● REQUIRED WORK
Lines containing the word "режимов" need to be counted. Please reply with how many there are, and nothing else.

■ ■ ■ ■

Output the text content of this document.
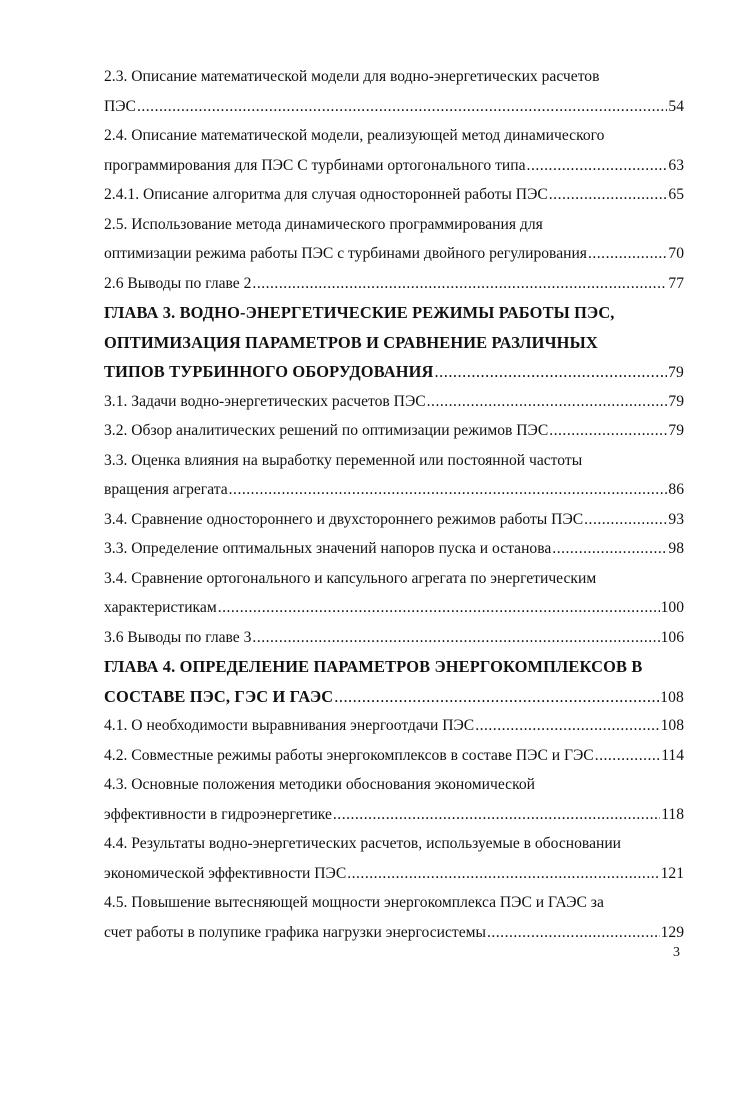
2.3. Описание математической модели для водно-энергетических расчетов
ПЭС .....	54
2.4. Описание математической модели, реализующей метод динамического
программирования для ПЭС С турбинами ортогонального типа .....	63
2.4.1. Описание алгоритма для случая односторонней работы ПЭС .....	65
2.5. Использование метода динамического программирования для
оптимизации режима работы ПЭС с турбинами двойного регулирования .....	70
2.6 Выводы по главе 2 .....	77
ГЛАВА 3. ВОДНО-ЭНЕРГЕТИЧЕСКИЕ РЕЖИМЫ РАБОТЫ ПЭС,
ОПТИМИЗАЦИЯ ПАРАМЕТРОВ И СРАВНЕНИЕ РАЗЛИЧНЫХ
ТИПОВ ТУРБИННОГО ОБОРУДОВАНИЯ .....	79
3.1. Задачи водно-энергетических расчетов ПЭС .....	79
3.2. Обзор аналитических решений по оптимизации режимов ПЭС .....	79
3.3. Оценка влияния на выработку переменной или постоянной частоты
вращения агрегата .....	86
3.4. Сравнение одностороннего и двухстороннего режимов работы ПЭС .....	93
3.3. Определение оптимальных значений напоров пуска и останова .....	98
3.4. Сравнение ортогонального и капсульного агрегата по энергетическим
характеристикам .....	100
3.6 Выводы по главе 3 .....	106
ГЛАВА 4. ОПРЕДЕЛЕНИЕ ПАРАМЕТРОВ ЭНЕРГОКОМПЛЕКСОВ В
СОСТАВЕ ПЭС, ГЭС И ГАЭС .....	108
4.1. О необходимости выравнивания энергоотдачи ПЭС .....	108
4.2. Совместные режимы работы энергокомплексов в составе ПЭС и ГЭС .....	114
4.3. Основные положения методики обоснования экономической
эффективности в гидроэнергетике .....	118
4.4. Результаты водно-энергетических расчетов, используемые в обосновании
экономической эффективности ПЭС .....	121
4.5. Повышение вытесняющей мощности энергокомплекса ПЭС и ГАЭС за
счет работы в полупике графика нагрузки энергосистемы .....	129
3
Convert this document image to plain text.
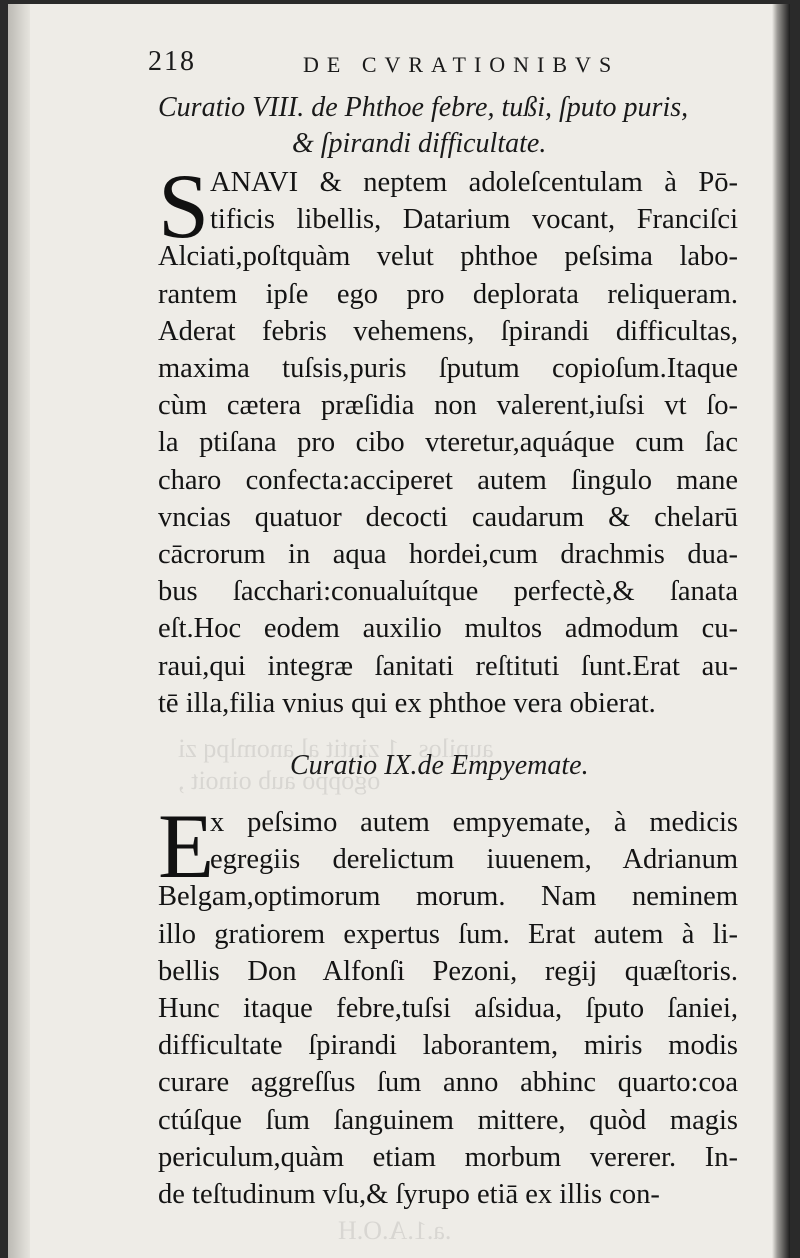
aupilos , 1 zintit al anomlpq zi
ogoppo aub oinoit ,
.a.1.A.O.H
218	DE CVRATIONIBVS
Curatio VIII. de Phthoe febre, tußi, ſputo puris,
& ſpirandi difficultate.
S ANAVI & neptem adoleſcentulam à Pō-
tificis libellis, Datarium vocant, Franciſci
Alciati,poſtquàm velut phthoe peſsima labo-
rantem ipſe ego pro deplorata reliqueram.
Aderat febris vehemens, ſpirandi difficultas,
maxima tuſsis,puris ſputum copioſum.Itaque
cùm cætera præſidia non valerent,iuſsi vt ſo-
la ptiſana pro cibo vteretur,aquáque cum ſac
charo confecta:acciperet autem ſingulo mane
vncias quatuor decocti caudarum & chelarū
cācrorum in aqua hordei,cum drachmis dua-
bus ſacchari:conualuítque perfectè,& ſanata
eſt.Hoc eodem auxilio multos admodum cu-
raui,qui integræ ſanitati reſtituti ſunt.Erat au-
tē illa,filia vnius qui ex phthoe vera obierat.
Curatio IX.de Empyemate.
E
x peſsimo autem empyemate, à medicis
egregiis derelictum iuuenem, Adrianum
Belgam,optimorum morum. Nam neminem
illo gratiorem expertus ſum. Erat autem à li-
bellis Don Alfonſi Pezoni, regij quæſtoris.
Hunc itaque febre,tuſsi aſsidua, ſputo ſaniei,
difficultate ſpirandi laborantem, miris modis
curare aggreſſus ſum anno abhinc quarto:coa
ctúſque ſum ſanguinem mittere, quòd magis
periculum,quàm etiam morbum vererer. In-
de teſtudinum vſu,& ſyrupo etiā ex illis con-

■ ■ ■ ■

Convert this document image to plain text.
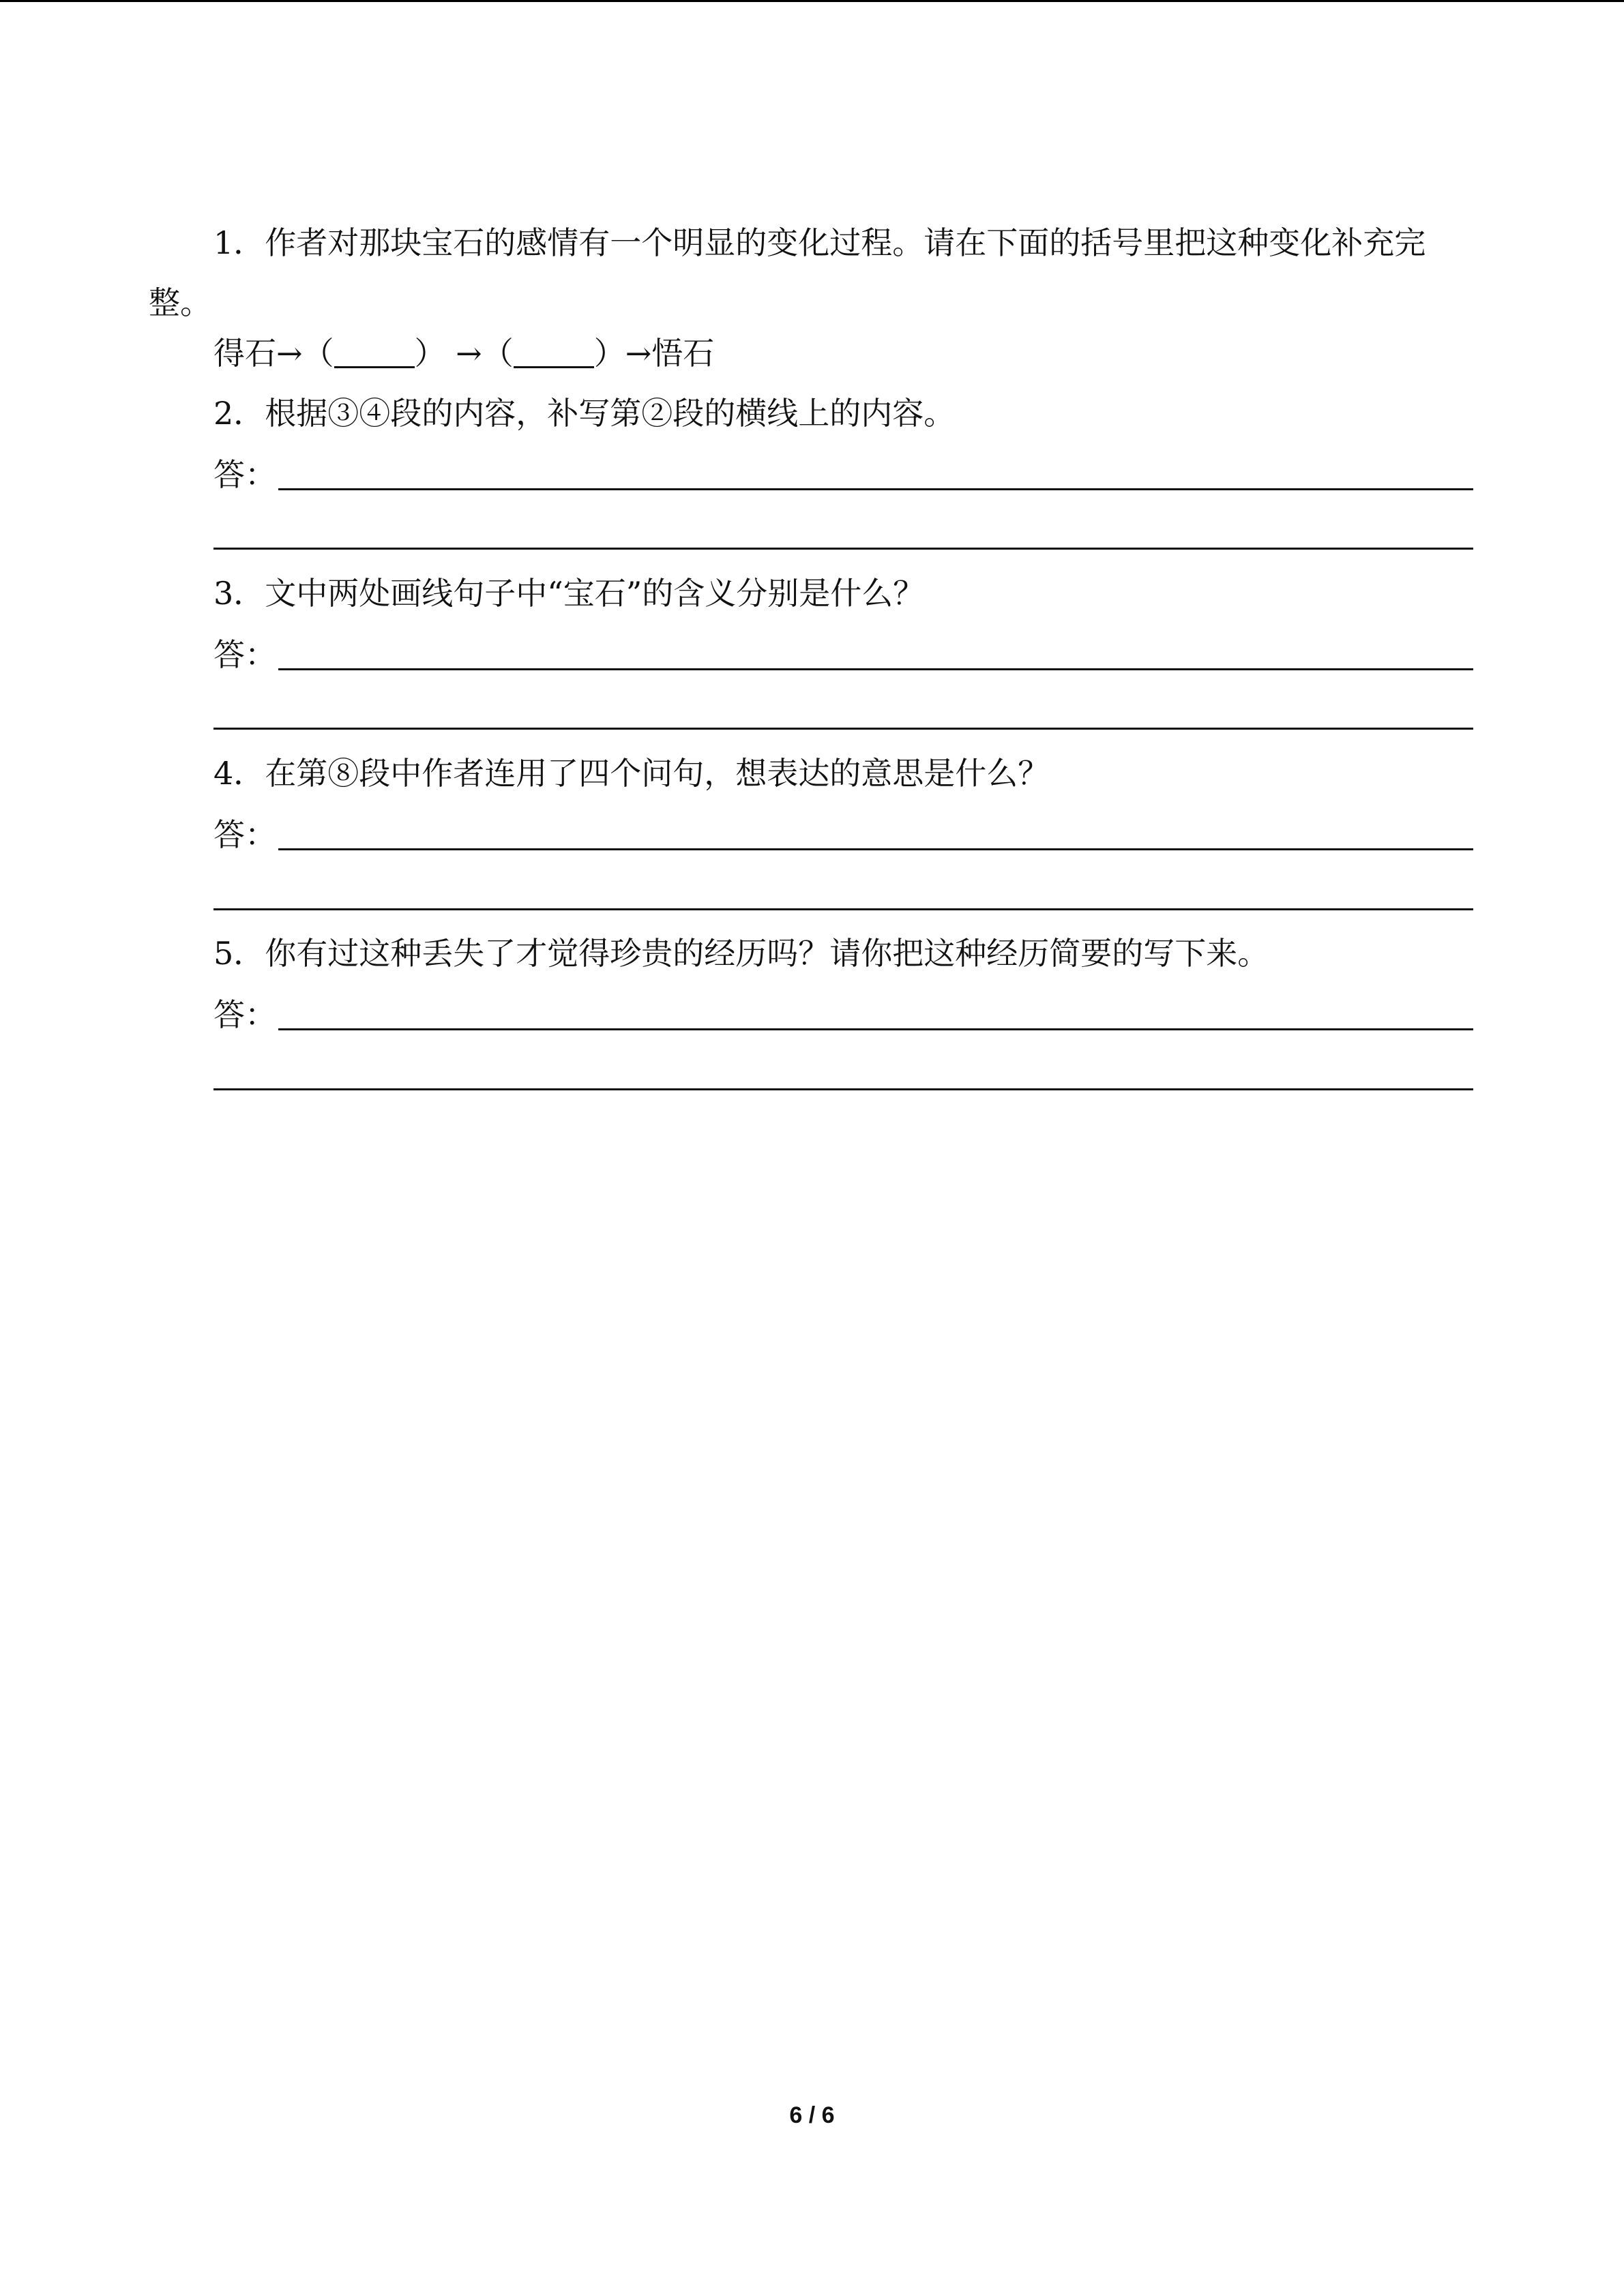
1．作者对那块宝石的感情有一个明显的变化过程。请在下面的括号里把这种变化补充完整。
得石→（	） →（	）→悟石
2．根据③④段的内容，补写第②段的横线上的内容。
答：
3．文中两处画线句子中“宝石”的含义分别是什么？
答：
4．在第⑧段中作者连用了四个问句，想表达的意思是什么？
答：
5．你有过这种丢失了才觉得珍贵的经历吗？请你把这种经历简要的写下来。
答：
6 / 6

■ ■ ■ ■

● RESULT FOR THIS EXERCISE
2